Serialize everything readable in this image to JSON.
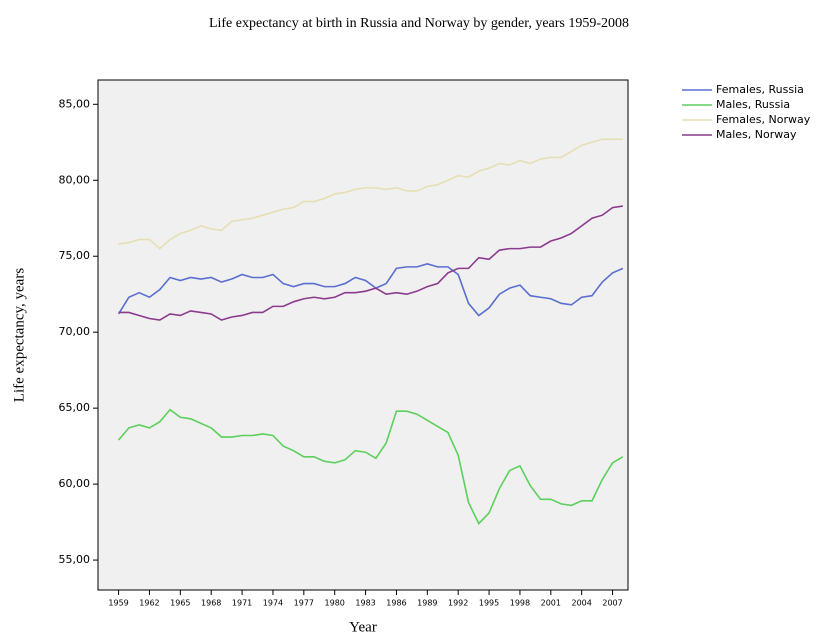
{
  "chart_data": {
    "type": "line",
    "title": "Life expectancy at birth in Russia and Norway by gender, years 1959-2008",
    "x_label": "Year",
    "y_label": "Life expectancy, years",
    "x": [
      1959,
      1960,
      1961,
      1962,
      1963,
      1964,
      1965,
      1966,
      1967,
      1968,
      1969,
      1970,
      1971,
      1972,
      1973,
      1974,
      1975,
      1976,
      1977,
      1978,
      1979,
      1980,
      1981,
      1982,
      1983,
      1984,
      1985,
      1986,
      1987,
      1988,
      1989,
      1990,
      1991,
      1992,
      1993,
      1994,
      1995,
      1996,
      1997,
      1998,
      1999,
      2000,
      2001,
      2002,
      2003,
      2004,
      2005,
      2006,
      2007,
      2008
    ],
    "series": [
      {
        "name": "Females, Russia",
        "color": "#5b6ed0",
        "values": [
          71.2,
          72.3,
          72.6,
          72.3,
          72.8,
          73.6,
          73.4,
          73.6,
          73.5,
          73.6,
          73.3,
          73.5,
          73.8,
          73.6,
          73.6,
          73.8,
          73.2,
          73.0,
          73.2,
          73.2,
          73.0,
          73.0,
          73.2,
          73.6,
          73.4,
          72.9,
          73.2,
          74.2,
          74.3,
          74.3,
          74.5,
          74.3,
          74.3,
          73.8,
          71.9,
          71.1,
          71.6,
          72.5,
          72.9,
          73.1,
          72.4,
          72.3,
          72.2,
          71.9,
          71.8,
          72.3,
          72.4,
          73.3,
          73.9,
          74.2
        ]
      },
      {
        "name": "Males, Russia",
        "color": "#5ccf5c",
        "values": [
          62.9,
          63.7,
          63.9,
          63.7,
          64.1,
          64.9,
          64.4,
          64.3,
          64.0,
          63.7,
          63.1,
          63.1,
          63.2,
          63.2,
          63.3,
          63.2,
          62.5,
          62.2,
          61.8,
          61.8,
          61.5,
          61.4,
          61.6,
          62.2,
          62.1,
          61.7,
          62.7,
          64.8,
          64.8,
          64.6,
          64.2,
          63.8,
          63.4,
          61.9,
          58.8,
          57.4,
          58.1,
          59.7,
          60.9,
          61.2,
          59.9,
          59.0,
          59.0,
          58.7,
          58.6,
          58.9,
          58.9,
          60.3,
          61.4,
          61.8
        ]
      },
      {
        "name": "Females, Norway",
        "color": "#e6dfb3",
        "values": [
          75.8,
          75.9,
          76.1,
          76.1,
          75.5,
          76.1,
          76.5,
          76.7,
          77.0,
          76.8,
          76.7,
          77.3,
          77.4,
          77.5,
          77.7,
          77.9,
          78.1,
          78.2,
          78.6,
          78.6,
          78.8,
          79.1,
          79.2,
          79.4,
          79.5,
          79.5,
          79.4,
          79.5,
          79.3,
          79.3,
          79.6,
          79.7,
          80.0,
          80.3,
          80.2,
          80.6,
          80.8,
          81.1,
          81.0,
          81.3,
          81.1,
          81.4,
          81.5,
          81.5,
          81.9,
          82.3,
          82.5,
          82.7,
          82.7,
          82.7
        ]
      },
      {
        "name": "Males, Norway",
        "color": "#8c3a8e",
        "values": [
          71.3,
          71.3,
          71.1,
          70.9,
          70.8,
          71.2,
          71.1,
          71.4,
          71.3,
          71.2,
          70.8,
          71.0,
          71.1,
          71.3,
          71.3,
          71.7,
          71.7,
          72.0,
          72.2,
          72.3,
          72.2,
          72.3,
          72.6,
          72.6,
          72.7,
          72.9,
          72.5,
          72.6,
          72.5,
          72.7,
          73.0,
          73.2,
          73.9,
          74.2,
          74.2,
          74.9,
          74.8,
          75.4,
          75.5,
          75.5,
          75.6,
          75.6,
          76.0,
          76.2,
          76.5,
          77.0,
          77.5,
          77.7,
          78.2,
          78.3
        ]
      }
    ],
    "xlim": [
      1957,
      2008.5
    ],
    "xticks": [
      1959,
      1962,
      1965,
      1968,
      1971,
      1974,
      1977,
      1980,
      1983,
      1986,
      1989,
      1992,
      1995,
      1998,
      2001,
      2004,
      2007
    ],
    "ylim": [
      53.03,
      86.6
    ],
    "yticks": [
      {
        "value": 55,
        "label": "55,00"
      },
      {
        "value": 60,
        "label": "60,00"
      },
      {
        "value": 65,
        "label": "65,00"
      },
      {
        "value": 70,
        "label": "70,00"
      },
      {
        "value": 75,
        "label": "75,00"
      },
      {
        "value": 80,
        "label": "80,00"
      },
      {
        "value": 85,
        "label": "85,00"
      }
    ],
    "grid": false,
    "legend": "right",
    "background": "#f0f0f0"
  }
}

★ ★ ★ ★ ★

• _STATED GOAL_
Each record above should come back exactly the same, only without its pictures.

• _EXERCISE RESULT_
Serialize everything readable in this image to JSON.
{
  "chart_data": {
    "type": "line",
    "title": "Life expectancy at birth in Russia and Norway by gender, years 1959-2008",
    "x_label": "Year",
    "y_label": "Life expectancy, years",
    "x": [
      1959,
      1960,
      1961,
      1962,
      1963,
      1964,
      1965,
      1966,
      1967,
      1968,
      1969,
      1970,
      1971,
      1972,
      1973,
      1974,
      1975,
      1976,
      1977,
      1978,
      1979,
      1980,
      1981,
      1982,
      1983,
      1984,
      1985,
      1986,
      1987,
      1988,
      1989,
      1990,
      1991,
      1992,
      1993,
      1994,
      1995,
      1996,
      1997,
      1998,
      1999,
      2000,
      2001,
      2002,
      2003,
      2004,
      2005,
      2006,
      2007,
      2008
    ],
    "series": [
      {
        "name": "Females, Russia",
        "color": "#5b6ed0",
        "values": [
          71.2,
          72.3,
          72.6,
          72.3,
          72.8,
          73.6,
          73.4,
          73.6,
          73.5,
          73.6,
          73.3,
          73.5,
          73.8,
          73.6,
          73.6,
          73.8,
          73.2,
          73.0,
          73.2,
          73.2,
          73.0,
          73.0,
          73.2,
          73.6,
          73.4,
          72.9,
          73.2,
          74.2,
          74.3,
          74.3,
          74.5,
          74.3,
          74.3,
          73.8,
          71.9,
          71.1,
          71.6,
          72.5,
          72.9,
          73.1,
          72.4,
          72.3,
          72.2,
          71.9,
          71.8,
          72.3,
          72.4,
          73.3,
          73.9,
          74.2
        ]
      },
      {
        "name": "Males, Russia",
        "color": "#5ccf5c",
        "values": [
          62.9,
          63.7,
          63.9,
          63.7,
          64.1,
          64.9,
          64.4,
          64.3,
          64.0,
          63.7,
          63.1,
          63.1,
          63.2,
          63.2,
          63.3,
          63.2,
          62.5,
          62.2,
          61.8,
          61.8,
          61.5,
          61.4,
          61.6,
          62.2,
          62.1,
          61.7,
          62.7,
          64.8,
          64.8,
          64.6,
          64.2,
          63.8,
          63.4,
          61.9,
          58.8,
          57.4,
          58.1,
          59.7,
          60.9,
          61.2,
          59.9,
          59.0,
          59.0,
          58.7,
          58.6,
          58.9,
          58.9,
          60.3,
          61.4,
          61.8
        ]
      },
      {
        "name": "Females, Norway",
        "color": "#e6dfb3",
        "values": [
          75.8,
          75.9,
          76.1,
          76.1,
          75.5,
          76.1,
          76.5,
          76.7,
          77.0,
          76.8,
          76.7,
          77.3,
          77.4,
          77.5,
          77.7,
          77.9,
          78.1,
          78.2,
          78.6,
          78.6,
          78.8,
          79.1,
          79.2,
          79.4,
          79.5,
          79.5,
          79.4,
          79.5,
          79.3,
          79.3,
          79.6,
          79.7,
          80.0,
          80.3,
          80.2,
          80.6,
          80.8,
          81.1,
          81.0,
          81.3,
          81.1,
          81.4,
          81.5,
          81.5,
          81.9,
          82.3,
          82.5,
          82.7,
          82.7,
          82.7
        ]
      },
      {
        "name": "Males, Norway",
        "color": "#8c3a8e",
        "values": [
          71.3,
          71.3,
          71.1,
          70.9,
          70.8,
          71.2,
          71.1,
          71.4,
          71.3,
          71.2,
          70.8,
          71.0,
          71.1,
          71.3,
          71.3,
          71.7,
          71.7,
          72.0,
          72.2,
          72.3,
          72.2,
          72.3,
          72.6,
          72.6,
          72.7,
          72.9,
          72.5,
          72.6,
          72.5,
          72.7,
          73.0,
          73.2,
          73.9,
          74.2,
          74.2,
          74.9,
          74.8,
          75.4,
          75.5,
          75.5,
          75.6,
          75.6,
          76.0,
          76.2,
          76.5,
          77.0,
          77.5,
          77.7,
          78.2,
          78.3
        ]
      }
    ],
    "xlim": [
      1957,
      2008.5
    ],
    "xticks": [
      1959,
      1962,
      1965,
      1968,
      1971,
      1974,
      1977,
      1980,
      1983,
      1986,
      1989,
      1992,
      1995,
      1998,
      2001,
      2004,
      2007
    ],
    "ylim": [
      53.03,
      86.6
    ],
    "yticks": [
      {
        "value": 55,
        "label": "55,00"
      },
      {
        "value": 60,
        "label": "60,00"
      },
      {
        "value": 65,
        "label": "65,00"
      },
      {
        "value": 70,
        "label": "70,00"
      },
      {
        "value": 75,
        "label": "75,00"
      },
      {
        "value": 80,
        "label": "80,00"
      },
      {
        "value": 85,
        "label": "85,00"
      }
    ],
    "grid": false,
    "legend": "right",
    "background": "#f0f0f0"
  }
}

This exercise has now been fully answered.